WRITTEN TASK.
Reproduce each line bearing the word "τριήρεων".
##### EXTRACTED INFORMATION #####
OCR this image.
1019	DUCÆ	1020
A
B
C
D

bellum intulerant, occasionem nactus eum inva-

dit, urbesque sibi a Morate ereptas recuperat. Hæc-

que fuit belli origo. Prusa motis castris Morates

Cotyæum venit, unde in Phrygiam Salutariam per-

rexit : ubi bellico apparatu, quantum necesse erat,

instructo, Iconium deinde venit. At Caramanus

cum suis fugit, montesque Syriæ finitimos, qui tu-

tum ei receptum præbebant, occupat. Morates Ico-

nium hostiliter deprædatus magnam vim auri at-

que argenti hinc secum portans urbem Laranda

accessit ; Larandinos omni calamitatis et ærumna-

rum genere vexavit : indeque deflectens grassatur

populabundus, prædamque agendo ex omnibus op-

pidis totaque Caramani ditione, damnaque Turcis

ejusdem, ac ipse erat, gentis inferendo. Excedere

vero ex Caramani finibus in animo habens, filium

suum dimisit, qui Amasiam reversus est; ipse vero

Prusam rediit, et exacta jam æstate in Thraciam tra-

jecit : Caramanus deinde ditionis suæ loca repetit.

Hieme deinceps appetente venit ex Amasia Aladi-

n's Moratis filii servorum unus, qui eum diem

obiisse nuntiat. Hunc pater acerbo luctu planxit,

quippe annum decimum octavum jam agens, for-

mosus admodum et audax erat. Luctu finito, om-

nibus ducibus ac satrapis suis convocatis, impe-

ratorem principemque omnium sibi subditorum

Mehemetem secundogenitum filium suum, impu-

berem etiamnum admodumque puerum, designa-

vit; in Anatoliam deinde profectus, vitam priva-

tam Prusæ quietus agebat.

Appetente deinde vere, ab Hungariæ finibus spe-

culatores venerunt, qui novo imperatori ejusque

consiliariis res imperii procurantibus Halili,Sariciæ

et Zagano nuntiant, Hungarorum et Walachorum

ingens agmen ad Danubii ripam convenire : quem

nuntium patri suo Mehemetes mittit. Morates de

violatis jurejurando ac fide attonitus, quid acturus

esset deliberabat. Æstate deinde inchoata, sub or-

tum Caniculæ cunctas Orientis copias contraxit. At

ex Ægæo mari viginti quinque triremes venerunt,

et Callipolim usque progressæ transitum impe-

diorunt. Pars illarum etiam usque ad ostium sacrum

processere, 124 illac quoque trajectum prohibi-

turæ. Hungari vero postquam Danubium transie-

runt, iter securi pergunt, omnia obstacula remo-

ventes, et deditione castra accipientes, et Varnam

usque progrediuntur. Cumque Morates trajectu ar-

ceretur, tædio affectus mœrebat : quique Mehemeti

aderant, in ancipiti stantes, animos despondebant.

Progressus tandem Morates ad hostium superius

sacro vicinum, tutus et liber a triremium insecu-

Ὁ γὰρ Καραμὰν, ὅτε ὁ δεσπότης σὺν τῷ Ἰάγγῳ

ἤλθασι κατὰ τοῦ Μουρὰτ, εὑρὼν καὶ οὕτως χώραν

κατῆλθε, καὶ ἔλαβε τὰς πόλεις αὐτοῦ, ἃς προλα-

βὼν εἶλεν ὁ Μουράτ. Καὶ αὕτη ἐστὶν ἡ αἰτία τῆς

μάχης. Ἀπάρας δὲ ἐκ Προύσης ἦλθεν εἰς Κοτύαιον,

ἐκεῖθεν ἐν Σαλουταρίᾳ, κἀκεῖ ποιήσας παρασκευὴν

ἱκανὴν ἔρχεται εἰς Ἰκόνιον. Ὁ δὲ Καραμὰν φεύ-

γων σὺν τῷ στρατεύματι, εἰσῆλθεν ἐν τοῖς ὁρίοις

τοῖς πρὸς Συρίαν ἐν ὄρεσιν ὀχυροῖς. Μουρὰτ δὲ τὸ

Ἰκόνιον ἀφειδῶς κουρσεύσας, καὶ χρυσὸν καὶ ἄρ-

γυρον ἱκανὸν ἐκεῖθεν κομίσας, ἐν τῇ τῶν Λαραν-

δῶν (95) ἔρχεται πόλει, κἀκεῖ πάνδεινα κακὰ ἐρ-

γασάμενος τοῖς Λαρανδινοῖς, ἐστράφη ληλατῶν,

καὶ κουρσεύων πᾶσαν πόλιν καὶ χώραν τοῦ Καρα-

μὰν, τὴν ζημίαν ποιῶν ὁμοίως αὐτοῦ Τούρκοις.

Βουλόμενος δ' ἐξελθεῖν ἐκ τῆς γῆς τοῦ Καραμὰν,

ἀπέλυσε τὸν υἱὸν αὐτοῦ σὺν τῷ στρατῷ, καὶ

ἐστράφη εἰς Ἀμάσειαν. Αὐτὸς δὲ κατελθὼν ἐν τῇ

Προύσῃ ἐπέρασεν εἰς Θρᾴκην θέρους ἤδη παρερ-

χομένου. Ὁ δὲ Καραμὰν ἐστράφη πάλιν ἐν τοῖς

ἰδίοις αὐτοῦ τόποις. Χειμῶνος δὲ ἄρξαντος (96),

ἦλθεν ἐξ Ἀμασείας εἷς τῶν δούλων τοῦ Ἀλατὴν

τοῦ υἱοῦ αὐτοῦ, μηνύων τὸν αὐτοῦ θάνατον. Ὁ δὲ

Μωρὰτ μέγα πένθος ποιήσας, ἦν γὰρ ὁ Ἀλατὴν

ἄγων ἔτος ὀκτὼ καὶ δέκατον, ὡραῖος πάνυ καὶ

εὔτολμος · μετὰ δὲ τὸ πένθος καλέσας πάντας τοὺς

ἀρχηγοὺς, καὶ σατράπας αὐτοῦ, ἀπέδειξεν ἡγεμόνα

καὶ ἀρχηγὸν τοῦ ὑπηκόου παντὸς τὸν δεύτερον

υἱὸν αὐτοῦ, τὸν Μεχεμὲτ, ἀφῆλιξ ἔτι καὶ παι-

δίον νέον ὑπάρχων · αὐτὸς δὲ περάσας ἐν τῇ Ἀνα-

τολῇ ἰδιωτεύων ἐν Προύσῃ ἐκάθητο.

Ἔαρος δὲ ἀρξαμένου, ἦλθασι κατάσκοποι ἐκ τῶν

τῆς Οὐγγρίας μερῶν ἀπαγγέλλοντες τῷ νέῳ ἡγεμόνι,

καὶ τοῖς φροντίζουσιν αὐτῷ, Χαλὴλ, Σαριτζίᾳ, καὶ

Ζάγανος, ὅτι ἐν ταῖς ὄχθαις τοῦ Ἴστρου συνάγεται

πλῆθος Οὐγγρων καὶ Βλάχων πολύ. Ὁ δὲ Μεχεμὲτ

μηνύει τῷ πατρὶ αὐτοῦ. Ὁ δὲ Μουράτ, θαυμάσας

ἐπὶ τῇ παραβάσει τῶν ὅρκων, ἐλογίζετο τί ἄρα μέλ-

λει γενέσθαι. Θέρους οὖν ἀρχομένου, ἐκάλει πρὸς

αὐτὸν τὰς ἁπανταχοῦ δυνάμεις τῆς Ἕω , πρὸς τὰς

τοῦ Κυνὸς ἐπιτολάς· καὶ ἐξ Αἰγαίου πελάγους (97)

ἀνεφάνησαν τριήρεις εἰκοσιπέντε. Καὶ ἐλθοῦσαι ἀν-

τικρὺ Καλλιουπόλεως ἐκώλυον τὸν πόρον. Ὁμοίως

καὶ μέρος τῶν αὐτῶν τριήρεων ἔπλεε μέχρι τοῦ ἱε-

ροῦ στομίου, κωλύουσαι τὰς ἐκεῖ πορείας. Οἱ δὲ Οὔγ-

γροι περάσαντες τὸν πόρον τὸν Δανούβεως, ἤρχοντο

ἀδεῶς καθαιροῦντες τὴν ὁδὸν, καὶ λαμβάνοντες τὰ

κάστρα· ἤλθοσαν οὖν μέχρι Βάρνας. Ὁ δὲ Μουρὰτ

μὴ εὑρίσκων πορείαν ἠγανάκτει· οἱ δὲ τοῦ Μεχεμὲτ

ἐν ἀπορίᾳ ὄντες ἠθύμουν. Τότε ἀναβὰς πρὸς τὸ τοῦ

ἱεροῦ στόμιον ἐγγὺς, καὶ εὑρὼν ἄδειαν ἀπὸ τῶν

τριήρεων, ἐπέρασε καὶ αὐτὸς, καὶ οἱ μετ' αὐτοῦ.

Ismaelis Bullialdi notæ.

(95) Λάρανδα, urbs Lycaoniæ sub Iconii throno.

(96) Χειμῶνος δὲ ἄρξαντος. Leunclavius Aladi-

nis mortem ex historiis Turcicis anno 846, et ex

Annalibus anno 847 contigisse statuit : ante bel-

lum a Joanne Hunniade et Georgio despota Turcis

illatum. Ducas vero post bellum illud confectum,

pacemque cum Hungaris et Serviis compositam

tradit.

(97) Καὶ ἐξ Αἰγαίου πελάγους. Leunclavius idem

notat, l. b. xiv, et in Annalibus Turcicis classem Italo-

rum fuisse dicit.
#####
ANSWER.
καὶ μέρος τῶν αὐτῶν τριήρεων ἔπλεε μέχρι τοῦ ἱε-
τριήρεων, ἐπέρασε καὶ αὐτὸς, καὶ οἱ μετ' αὐτοῦ.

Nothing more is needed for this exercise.